Raw records:
+-------+
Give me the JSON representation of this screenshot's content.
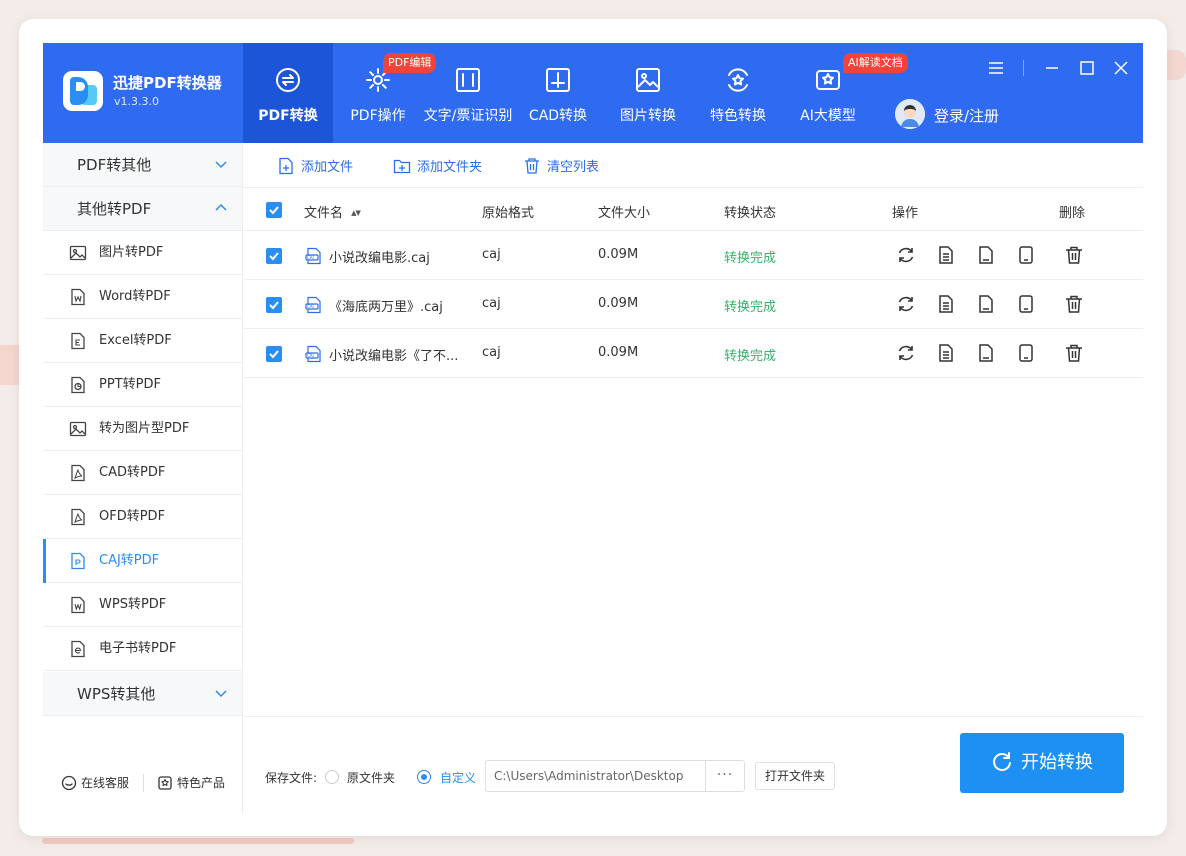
{
  "app": {
    "title": "迅捷PDF转换器",
    "version": "v1.3.3.0"
  },
  "nav": {
    "tabs": [
      {
        "label": "PDF转换",
        "icon": "pdf-convert-icon",
        "active": true
      },
      {
        "label": "PDF操作",
        "icon": "gear-icon",
        "badge": "PDF编辑"
      },
      {
        "label": "文字/票证识别",
        "icon": "scan-icon"
      },
      {
        "label": "CAD转换",
        "icon": "cad-icon"
      },
      {
        "label": "图片转换",
        "icon": "image-icon"
      },
      {
        "label": "特色转换",
        "icon": "star-refresh-icon"
      },
      {
        "label": "AI大模型",
        "icon": "ai-star-icon",
        "badge": "AI解读文档"
      }
    ],
    "login": "登录/注册"
  },
  "sidebar": {
    "categories": [
      {
        "label": "PDF转其他",
        "expanded": false
      },
      {
        "label": "其他转PDF",
        "expanded": true
      },
      {
        "label": "WPS转其他",
        "expanded": false
      }
    ],
    "items": [
      {
        "label": "图片转PDF",
        "icon": "image-icon"
      },
      {
        "label": "Word转PDF",
        "icon": "word-icon"
      },
      {
        "label": "Excel转PDF",
        "icon": "excel-icon"
      },
      {
        "label": "PPT转PDF",
        "icon": "ppt-icon"
      },
      {
        "label": "转为图片型PDF",
        "icon": "image-icon"
      },
      {
        "label": "CAD转PDF",
        "icon": "pdf-file-icon"
      },
      {
        "label": "OFD转PDF",
        "icon": "pdf-file-icon"
      },
      {
        "label": "CAJ转PDF",
        "icon": "caj-icon",
        "active": true
      },
      {
        "label": "WPS转PDF",
        "icon": "wps-icon"
      },
      {
        "label": "电子书转PDF",
        "icon": "ebook-icon"
      }
    ],
    "footer": {
      "service": "在线客服",
      "products": "特色产品"
    }
  },
  "toolbar": {
    "add_file": "添加文件",
    "add_folder": "添加文件夹",
    "clear_list": "清空列表"
  },
  "table": {
    "headers": {
      "name": "文件名",
      "sort_icon": "▲▼",
      "format": "原始格式",
      "size": "文件大小",
      "status": "转换状态",
      "actions": "操作",
      "delete": "删除"
    },
    "rows": [
      {
        "name": "小说改编电影.caj",
        "format": "caj",
        "size": "0.09M",
        "status": "转换完成"
      },
      {
        "name": "《海底两万里》.caj",
        "format": "caj",
        "size": "0.09M",
        "status": "转换完成"
      },
      {
        "name": "小说改编电影《了不...",
        "format": "caj",
        "size": "0.09M",
        "status": "转换完成"
      }
    ]
  },
  "bottom": {
    "save_label": "保存文件:",
    "option_original": "原文件夹",
    "option_custom": "自定义",
    "path": "C:\\Users\\Administrator\\Desktop",
    "dots": "···",
    "open_folder": "打开文件夹",
    "start": "开始转换"
  },
  "colors": {
    "header": "#2f6bf0",
    "header_active": "#1c55d8",
    "accent": "#2a8df2",
    "start_button": "#1f90f3",
    "status_ok": "#34b36b",
    "badge": "#f0433a"
  }
}
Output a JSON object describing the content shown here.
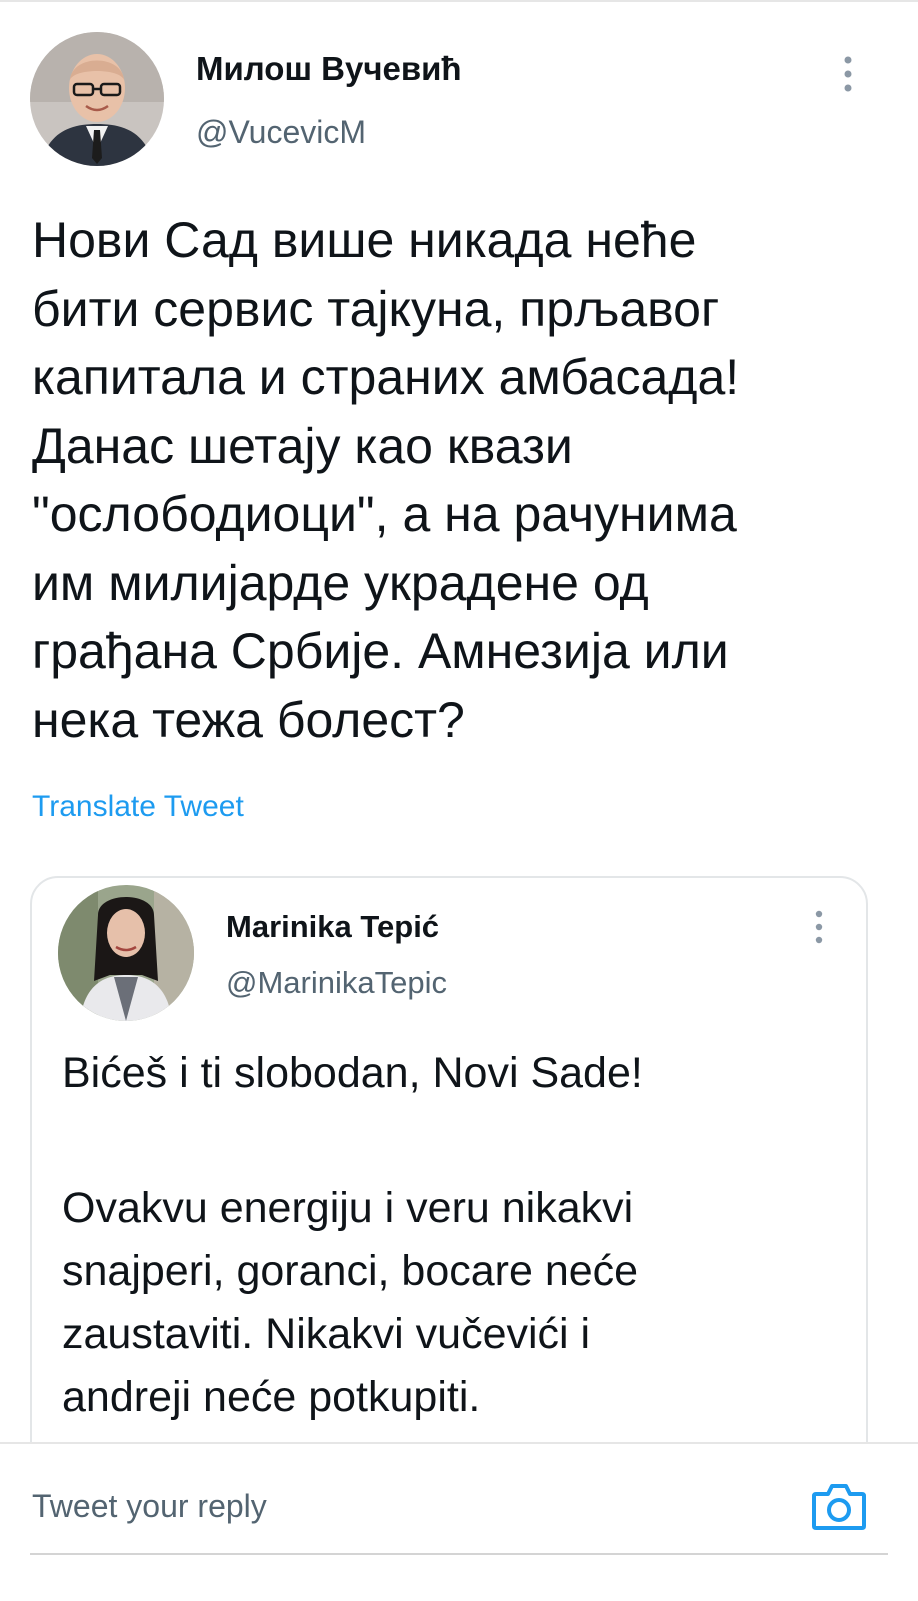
{
  "tweet": {
    "author_name": "Милош Вучевић",
    "author_handle": "@VucevicM",
    "text_lines": [
      "Нови Сад више никада неће",
      "бити сервис тајкуна, прљавог",
      "капитала и страних амбасада!",
      "Данас шетају као квази",
      "\"ослободиоци\", а на рачунима",
      "им милијарде украдене од",
      "грађана Србије. Амнезија или",
      "нека тежа болест?"
    ],
    "translate_label": "Translate Tweet"
  },
  "quoted_tweet": {
    "author_name": "Marinika Tepić",
    "author_handle": "@MarinikaTepic",
    "text_lines": [
      "Bićeš i ti slobodan, Novi Sade!",
      "",
      "Ovakvu energiju i veru nikakvi",
      "snajperi, goranci, bocare neće",
      "zaustaviti. Nikakvi vučevići i",
      "andreji neće potkupiti."
    ]
  },
  "reply": {
    "placeholder": "Tweet your reply"
  },
  "icons": {
    "more": "more-vertical-icon",
    "camera": "camera-icon"
  },
  "colors": {
    "link": "#1d9bf0",
    "secondary_text": "#536471",
    "primary_text": "#0f1419"
  }
}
+-------+
Your goal: Write the records out again in full, exactly, and skip every picture.

Correct answer:
Give me the JSON representation of this screenshot's content.
{
  "app": {
    "title": "迅捷PDF转换器",
    "version": "v1.3.3.0"
  },
  "nav": {
    "tabs": [
      {
        "label": "PDF转换",
        "icon": "pdf-convert-icon",
        "active": true
      },
      {
        "label": "PDF操作",
        "icon": "gear-icon",
        "badge": "PDF编辑"
      },
      {
        "label": "文字/票证识别",
        "icon": "scan-icon"
      },
      {
        "label": "CAD转换",
        "icon": "cad-icon"
      },
      {
        "label": "图片转换",
        "icon": "image-icon"
      },
      {
        "label": "特色转换",
        "icon": "star-refresh-icon"
      },
      {
        "label": "AI大模型",
        "icon": "ai-star-icon",
        "badge": "AI解读文档"
      }
    ],
    "login": "登录/注册"
  },
  "sidebar": {
    "categories": [
      {
        "label": "PDF转其他",
        "expanded": false
      },
      {
        "label": "其他转PDF",
        "expanded": true
      },
      {
        "label": "WPS转其他",
        "expanded": false
      }
    ],
    "items": [
      {
        "label": "图片转PDF",
        "icon": "image-icon"
      },
      {
        "label": "Word转PDF",
        "icon": "word-icon"
      },
      {
        "label": "Excel转PDF",
        "icon": "excel-icon"
      },
      {
        "label": "PPT转PDF",
        "icon": "ppt-icon"
      },
      {
        "label": "转为图片型PDF",
        "icon": "image-icon"
      },
      {
        "label": "CAD转PDF",
        "icon": "pdf-file-icon"
      },
      {
        "label": "OFD转PDF",
        "icon": "pdf-file-icon"
      },
      {
        "label": "CAJ转PDF",
        "icon": "caj-icon",
        "active": true
      },
      {
        "label": "WPS转PDF",
        "icon": "wps-icon"
      },
      {
        "label": "电子书转PDF",
        "icon": "ebook-icon"
      }
    ],
    "footer": {
      "service": "在线客服",
      "products": "特色产品"
    }
  },
  "toolbar": {
    "add_file": "添加文件",
    "add_folder": "添加文件夹",
    "clear_list": "清空列表"
  },
  "table": {
    "headers": {
      "name": "文件名",
      "sort_icon": "▲▼",
      "format": "原始格式",
      "size": "文件大小",
      "status": "转换状态",
      "actions": "操作",
      "delete": "删除"
    },
    "rows": [
      {
        "name": "小说改编电影.caj",
        "format": "caj",
        "size": "0.09M",
        "status": "转换完成"
      },
      {
        "name": "《海底两万里》.caj",
        "format": "caj",
        "size": "0.09M",
        "status": "转换完成"
      },
      {
        "name": "小说改编电影《了不...",
        "format": "caj",
        "size": "0.09M",
        "status": "转换完成"
      }
    ]
  },
  "bottom": {
    "save_label": "保存文件:",
    "option_original": "原文件夹",
    "option_custom": "自定义",
    "path": "C:\\Users\\Administrator\\Desktop",
    "dots": "···",
    "open_folder": "打开文件夹",
    "start": "开始转换"
  },
  "colors": {
    "header": "#2f6bf0",
    "header_active": "#1c55d8",
    "accent": "#2a8df2",
    "start_button": "#1f90f3",
    "status_ok": "#34b36b",
    "badge": "#f0433a"
  }
}
Output a JSON object describing the content shown here.
{
  "tweet": {
    "author_name": "Милош Вучевић",
    "author_handle": "@VucevicM",
    "text_lines": [
      "Нови Сад више никада неће",
      "бити сервис тајкуна, прљавог",
      "капитала и страних амбасада!",
      "Данас шетају као квази",
      "\"ослободиоци\", а на рачунима",
      "им милијарде украдене од",
      "грађана Србије. Амнезија или",
      "нека тежа болест?"
    ],
    "translate_label": "Translate Tweet"
  },
  "quoted_tweet": {
    "author_name": "Marinika Tepić",
    "author_handle": "@MarinikaTepic",
    "text_lines": [
      "Bićeš i ti slobodan, Novi Sade!",
      "",
      "Ovakvu energiju i veru nikakvi",
      "snajperi, goranci, bocare neće",
      "zaustaviti. Nikakvi vučevići i",
      "andreji neće potkupiti."
    ]
  },
  "reply": {
    "placeholder": "Tweet your reply"
  },
  "icons": {
    "more": "more-vertical-icon",
    "camera": "camera-icon"
  },
  "colors": {
    "link": "#1d9bf0",
    "secondary_text": "#536471",
    "primary_text": "#0f1419"
  }
}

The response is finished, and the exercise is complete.